• Vorliegender Text
Zusammen sechs Kindergarten- und Krippengruppen, dazu ein zweiter Grafinger Hort. Im Dezember hatte der Bauausschuss die Planungen für das Grafinger Kinderzentrum an der Forellenstraße positiv beschieden. Die Zustimmung im Stadtrat am Donnerstagabend galt damit praktisch als Formsache. Plötzlich aber liegt das auf absehbare Zeit größte Grafinger Kinderbetreuungsprojekt nun auf Eis.
Mehr als 20 Jahre hat Bürgermeister Christian Bauer (CSU) ein paar Türen weiter in der Kämmerei gearbeitet. Da darf die Analyse der Gegebenheiten ruhig ein bisschen kameralistischer formuliert werden: "Das Delta zwischen dem, was wir für das Kinderzentrum an Zuschüssen bekommen sollen, und dem, was wir selber aufwenden müssen, steht in keinem vertretbaren Verhältnis", sagte Bauer. Die Stimme zerknirscht, der Gesichtsausdruck todernst.

• Auflistung
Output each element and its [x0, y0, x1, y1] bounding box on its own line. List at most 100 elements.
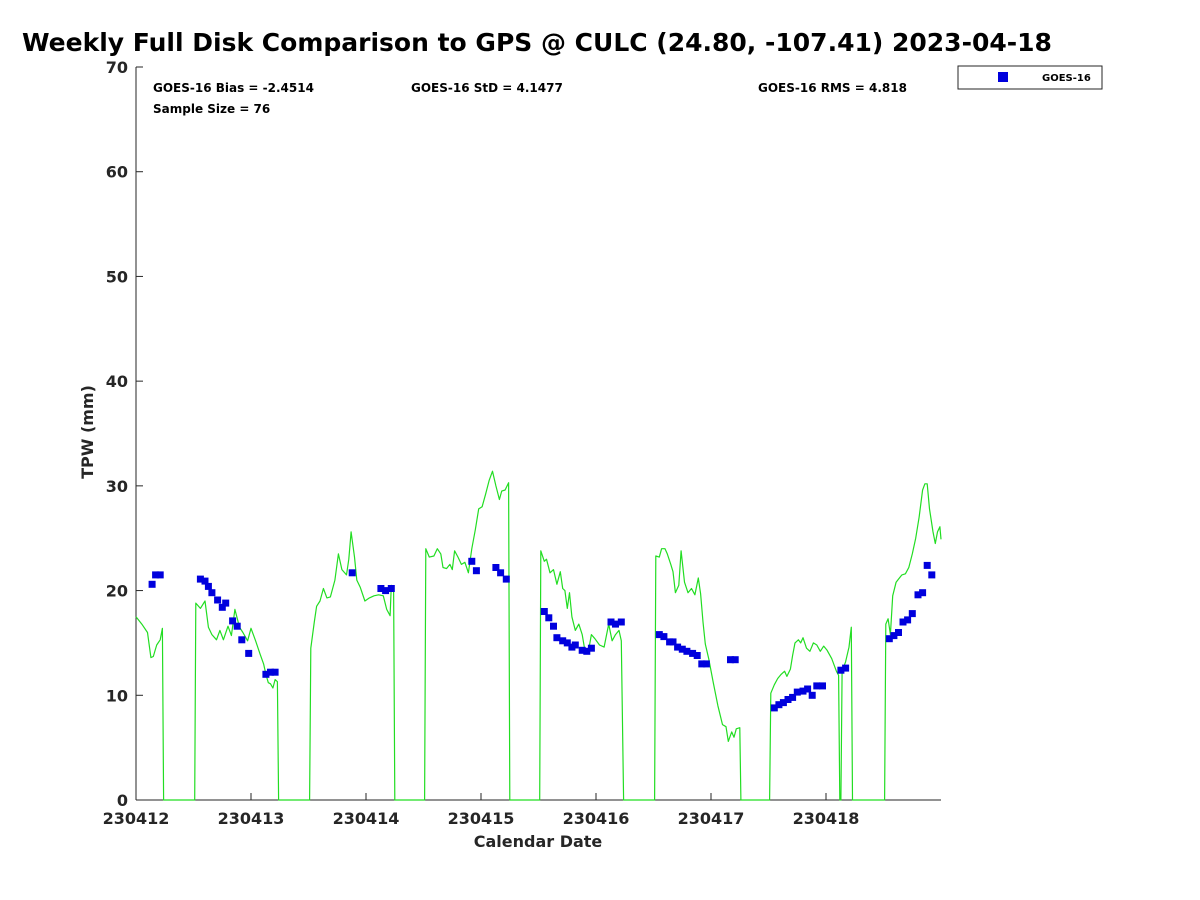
- goes-point: [674, 643, 682, 651]
- sample-size-stat: Sample Size = 76: [153, 102, 270, 116]
- goes-point: [583, 647, 591, 655]
- goes-point: [563, 639, 571, 647]
- goes-point: [895, 629, 902, 636]
- goes-point: [540, 608, 548, 615]
- legend-label-goes: GOES-16: [1042, 73, 1091, 84]
- std-stat: GOES-16 StD = 4.1477: [411, 81, 563, 95]
- goes-point: [559, 637, 567, 645]
- goes-point: [196, 575, 204, 583]
- x-tick-label: 230413: [218, 809, 285, 828]
- y-tick-label: 20: [106, 582, 128, 601]
- goes-point: [617, 618, 625, 626]
- gps-series-group: [135, 470, 942, 801]
- goes-point: [727, 656, 734, 664]
- goes-point: [238, 636, 246, 644]
- goes-point: [578, 646, 586, 654]
- goes-point: [348, 569, 356, 577]
- gps-line: [135, 470, 942, 801]
- y-tick-label: 50: [106, 267, 128, 286]
- goes-point: [890, 632, 898, 640]
- x-tick-label: 230415: [448, 809, 515, 828]
- goes-point: [919, 589, 927, 597]
- legend: GOES-16: [957, 65, 1103, 90]
- goes-point: [271, 668, 279, 676]
- goes-point: [813, 682, 821, 690]
- plot-frame: [135, 67, 941, 801]
- goes-point: [804, 685, 812, 693]
- y-axis-label: TPW (mm): [78, 385, 97, 479]
- goes-point: [784, 696, 792, 703]
- goes-point: [698, 660, 706, 668]
- goes-point: [914, 591, 922, 599]
- goes-point: [731, 656, 739, 664]
- x-tick-label: 230414: [333, 809, 400, 828]
- goes-point: [669, 638, 677, 646]
- goes-point: [660, 633, 668, 641]
- goes-point: [837, 666, 845, 674]
- goes-point: [204, 582, 212, 590]
- goes-point: [545, 614, 553, 622]
- goes-point: [928, 571, 936, 579]
- axes-group: 0 10 20 30 40 50 60 70 230412 230413 230414 230415 2…: [103, 58, 860, 828]
- goes-point: [382, 587, 390, 595]
- goes-point: [148, 580, 156, 588]
- goes-point: [607, 618, 615, 626]
- legend-swatch-goes: [998, 72, 1008, 82]
- goes-point: [245, 649, 253, 657]
- x-tick-label: 230412: [103, 809, 170, 828]
- goes-point: [156, 571, 164, 579]
- goes-point: [387, 585, 395, 592]
- x-tick-label: 230417: [678, 809, 745, 828]
- goes-point: [587, 644, 595, 652]
- y-tick-label: 10: [106, 686, 128, 705]
- goes-point: [233, 622, 241, 630]
- goes-point: [553, 634, 561, 642]
- goes-point: [571, 641, 579, 649]
- goes-point: [208, 589, 216, 597]
- goes-point: [770, 704, 778, 712]
- goes-point: [377, 585, 385, 592]
- goes-point: [779, 699, 787, 707]
- goes-point: [799, 687, 807, 695]
- goes-point: [497, 569, 505, 577]
- goes-point: [502, 575, 510, 583]
- goes-point: [775, 701, 783, 709]
- goes-point: [908, 610, 916, 618]
- goes-point: [899, 618, 907, 626]
- goes-point: [923, 561, 931, 569]
- goes-point: [702, 660, 710, 668]
- x-tick-label: 230418: [793, 809, 860, 828]
- goes-point: [201, 577, 209, 585]
- goes-point: [842, 664, 850, 672]
- goes-point: [789, 693, 797, 701]
- y-tick-label: 60: [106, 163, 128, 182]
- y-tick-label: 40: [106, 372, 128, 391]
- goes-point: [492, 564, 500, 571]
- goes-point: [222, 599, 230, 607]
- goes-point: [612, 620, 619, 628]
- rms-stat: GOES-16 RMS = 4.818: [758, 81, 907, 95]
- goes-point: [218, 603, 226, 611]
- goes-point: [819, 682, 826, 690]
- goes-point: [262, 670, 270, 678]
- goes-point: [267, 668, 274, 676]
- goes-point: [683, 647, 691, 655]
- goes-point: [693, 652, 701, 659]
- goes-point: [689, 649, 697, 657]
- x-tick-label: 230416: [563, 809, 630, 828]
- y-tick-label: 0: [117, 791, 128, 810]
- bias-stat: GOES-16 Bias = -2.4514: [153, 81, 314, 95]
- goes-point: [885, 635, 893, 643]
- chart-title: Weekly Full Disk Comparison to GPS @ CUL…: [22, 28, 1052, 57]
- goes-point: [550, 622, 557, 630]
- goes-point: [468, 557, 476, 565]
- goes-point: [678, 645, 686, 653]
- goes-point: [229, 617, 237, 625]
- legend-box: [957, 65, 1103, 90]
- goes-point: [655, 631, 663, 639]
- y-tick-label: 70: [106, 58, 128, 77]
- goes-point: [904, 616, 912, 624]
- goes-point: [214, 596, 222, 604]
- goes-point: [808, 691, 816, 699]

• Aufgabenbeschreibung
Nenne alle Formen der Kinderbetreuung, die im Text über das Grafinger Kinderzentrum vorkommen. Die Auflistung spielt hierfür keine Rolle.

• Antwort
Kindergarten, Krippe, Hort